PROBLEM STATEMENT -> Check every line below for the word "panel" and give only the number of lines where it appears.

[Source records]
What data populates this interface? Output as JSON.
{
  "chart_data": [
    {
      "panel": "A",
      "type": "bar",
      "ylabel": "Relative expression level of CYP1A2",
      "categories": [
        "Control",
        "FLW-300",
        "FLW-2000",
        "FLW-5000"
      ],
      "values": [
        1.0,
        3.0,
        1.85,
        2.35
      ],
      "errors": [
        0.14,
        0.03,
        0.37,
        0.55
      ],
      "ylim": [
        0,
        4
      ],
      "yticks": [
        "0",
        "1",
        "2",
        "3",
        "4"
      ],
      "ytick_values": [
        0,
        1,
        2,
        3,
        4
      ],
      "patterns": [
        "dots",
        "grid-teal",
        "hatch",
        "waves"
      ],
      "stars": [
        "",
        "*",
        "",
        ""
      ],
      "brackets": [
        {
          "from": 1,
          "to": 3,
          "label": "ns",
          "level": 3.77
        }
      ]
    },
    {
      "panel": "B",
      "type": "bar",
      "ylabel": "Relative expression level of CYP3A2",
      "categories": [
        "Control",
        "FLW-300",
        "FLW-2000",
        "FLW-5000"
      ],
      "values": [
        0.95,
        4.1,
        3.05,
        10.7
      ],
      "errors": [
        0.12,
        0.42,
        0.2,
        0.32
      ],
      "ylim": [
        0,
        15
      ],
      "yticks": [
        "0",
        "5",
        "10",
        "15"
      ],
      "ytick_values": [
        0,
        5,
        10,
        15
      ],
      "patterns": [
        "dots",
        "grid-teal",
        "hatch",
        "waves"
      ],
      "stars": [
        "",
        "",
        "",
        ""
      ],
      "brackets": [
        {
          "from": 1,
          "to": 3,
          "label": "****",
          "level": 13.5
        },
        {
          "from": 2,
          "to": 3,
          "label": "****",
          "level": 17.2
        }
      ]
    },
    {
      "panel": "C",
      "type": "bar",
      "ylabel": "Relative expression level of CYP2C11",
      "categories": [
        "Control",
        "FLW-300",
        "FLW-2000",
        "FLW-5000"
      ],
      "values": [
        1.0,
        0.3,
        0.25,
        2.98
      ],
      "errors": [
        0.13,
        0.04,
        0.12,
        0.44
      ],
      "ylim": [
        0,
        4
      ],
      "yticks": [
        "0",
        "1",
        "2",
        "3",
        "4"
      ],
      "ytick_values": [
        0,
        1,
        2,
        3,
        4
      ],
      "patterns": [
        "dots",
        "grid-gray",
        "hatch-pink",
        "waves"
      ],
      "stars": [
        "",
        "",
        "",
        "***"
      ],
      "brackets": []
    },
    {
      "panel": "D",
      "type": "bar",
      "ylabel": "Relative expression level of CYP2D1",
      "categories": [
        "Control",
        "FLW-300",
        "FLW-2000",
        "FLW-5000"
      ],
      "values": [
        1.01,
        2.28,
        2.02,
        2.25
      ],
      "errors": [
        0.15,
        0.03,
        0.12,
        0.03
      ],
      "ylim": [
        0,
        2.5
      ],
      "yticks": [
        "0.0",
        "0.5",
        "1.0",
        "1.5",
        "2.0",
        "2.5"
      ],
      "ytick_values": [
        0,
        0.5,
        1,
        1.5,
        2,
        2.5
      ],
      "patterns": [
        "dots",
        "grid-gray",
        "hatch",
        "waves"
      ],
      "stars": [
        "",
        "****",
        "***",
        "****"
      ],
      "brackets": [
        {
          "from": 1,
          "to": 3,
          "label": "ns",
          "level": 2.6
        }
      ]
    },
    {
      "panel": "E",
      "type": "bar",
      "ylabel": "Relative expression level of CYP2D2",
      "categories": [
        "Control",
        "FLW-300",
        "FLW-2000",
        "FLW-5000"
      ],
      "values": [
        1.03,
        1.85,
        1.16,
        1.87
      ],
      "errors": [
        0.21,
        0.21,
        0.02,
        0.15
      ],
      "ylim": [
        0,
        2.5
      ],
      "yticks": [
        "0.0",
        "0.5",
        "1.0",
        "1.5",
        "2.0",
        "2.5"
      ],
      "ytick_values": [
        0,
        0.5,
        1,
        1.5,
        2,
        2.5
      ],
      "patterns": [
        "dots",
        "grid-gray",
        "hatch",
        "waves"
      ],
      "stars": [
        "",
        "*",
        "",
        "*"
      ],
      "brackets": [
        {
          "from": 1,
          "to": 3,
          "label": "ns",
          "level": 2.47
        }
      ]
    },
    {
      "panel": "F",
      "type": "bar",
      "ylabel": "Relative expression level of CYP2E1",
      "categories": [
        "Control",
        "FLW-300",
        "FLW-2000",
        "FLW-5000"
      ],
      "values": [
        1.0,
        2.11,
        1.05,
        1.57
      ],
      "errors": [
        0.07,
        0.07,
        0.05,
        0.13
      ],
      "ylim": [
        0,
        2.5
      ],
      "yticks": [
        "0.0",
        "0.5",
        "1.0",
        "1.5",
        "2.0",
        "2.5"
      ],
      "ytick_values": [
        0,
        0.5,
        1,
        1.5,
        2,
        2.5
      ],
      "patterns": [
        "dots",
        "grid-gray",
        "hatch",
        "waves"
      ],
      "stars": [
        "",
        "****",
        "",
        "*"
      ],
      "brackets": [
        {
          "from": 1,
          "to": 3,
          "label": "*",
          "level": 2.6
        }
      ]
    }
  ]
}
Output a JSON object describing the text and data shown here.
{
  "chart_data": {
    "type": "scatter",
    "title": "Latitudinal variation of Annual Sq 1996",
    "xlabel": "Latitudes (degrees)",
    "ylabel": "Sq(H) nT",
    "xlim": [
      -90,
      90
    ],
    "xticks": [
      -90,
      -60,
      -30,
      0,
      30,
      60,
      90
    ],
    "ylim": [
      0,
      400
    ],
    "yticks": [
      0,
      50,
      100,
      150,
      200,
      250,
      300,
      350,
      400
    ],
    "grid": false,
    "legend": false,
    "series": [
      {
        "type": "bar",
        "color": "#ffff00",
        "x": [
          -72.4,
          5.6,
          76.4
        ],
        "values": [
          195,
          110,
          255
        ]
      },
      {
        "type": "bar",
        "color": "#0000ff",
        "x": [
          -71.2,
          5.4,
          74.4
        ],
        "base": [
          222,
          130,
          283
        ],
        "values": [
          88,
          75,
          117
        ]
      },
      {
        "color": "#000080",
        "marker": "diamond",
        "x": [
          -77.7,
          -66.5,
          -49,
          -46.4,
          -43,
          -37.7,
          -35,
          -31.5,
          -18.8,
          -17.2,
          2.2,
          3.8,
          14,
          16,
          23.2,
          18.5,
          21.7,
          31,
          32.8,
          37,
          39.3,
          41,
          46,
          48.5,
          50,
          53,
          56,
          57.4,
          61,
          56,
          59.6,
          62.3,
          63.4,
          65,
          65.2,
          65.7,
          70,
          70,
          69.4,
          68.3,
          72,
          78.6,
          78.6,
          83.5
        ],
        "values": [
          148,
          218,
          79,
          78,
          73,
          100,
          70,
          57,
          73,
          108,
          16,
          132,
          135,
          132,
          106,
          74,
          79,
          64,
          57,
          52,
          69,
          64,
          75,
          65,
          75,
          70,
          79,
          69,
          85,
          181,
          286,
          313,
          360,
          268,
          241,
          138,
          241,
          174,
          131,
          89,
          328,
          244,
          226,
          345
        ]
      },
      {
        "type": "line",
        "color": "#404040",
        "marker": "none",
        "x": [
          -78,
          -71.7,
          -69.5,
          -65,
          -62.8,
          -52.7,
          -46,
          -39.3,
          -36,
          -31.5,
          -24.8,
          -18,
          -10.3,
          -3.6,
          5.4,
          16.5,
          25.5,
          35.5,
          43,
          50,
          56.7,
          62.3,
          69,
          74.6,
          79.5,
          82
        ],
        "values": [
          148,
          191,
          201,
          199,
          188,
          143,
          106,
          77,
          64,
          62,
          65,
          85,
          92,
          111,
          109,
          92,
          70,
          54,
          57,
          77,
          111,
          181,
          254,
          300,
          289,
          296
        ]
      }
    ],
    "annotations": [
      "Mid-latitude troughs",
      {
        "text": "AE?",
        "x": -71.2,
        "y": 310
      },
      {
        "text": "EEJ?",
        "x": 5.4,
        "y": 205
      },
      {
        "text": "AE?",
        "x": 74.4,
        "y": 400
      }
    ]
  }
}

SOLUTION FOR THIS PROBLEM -> 6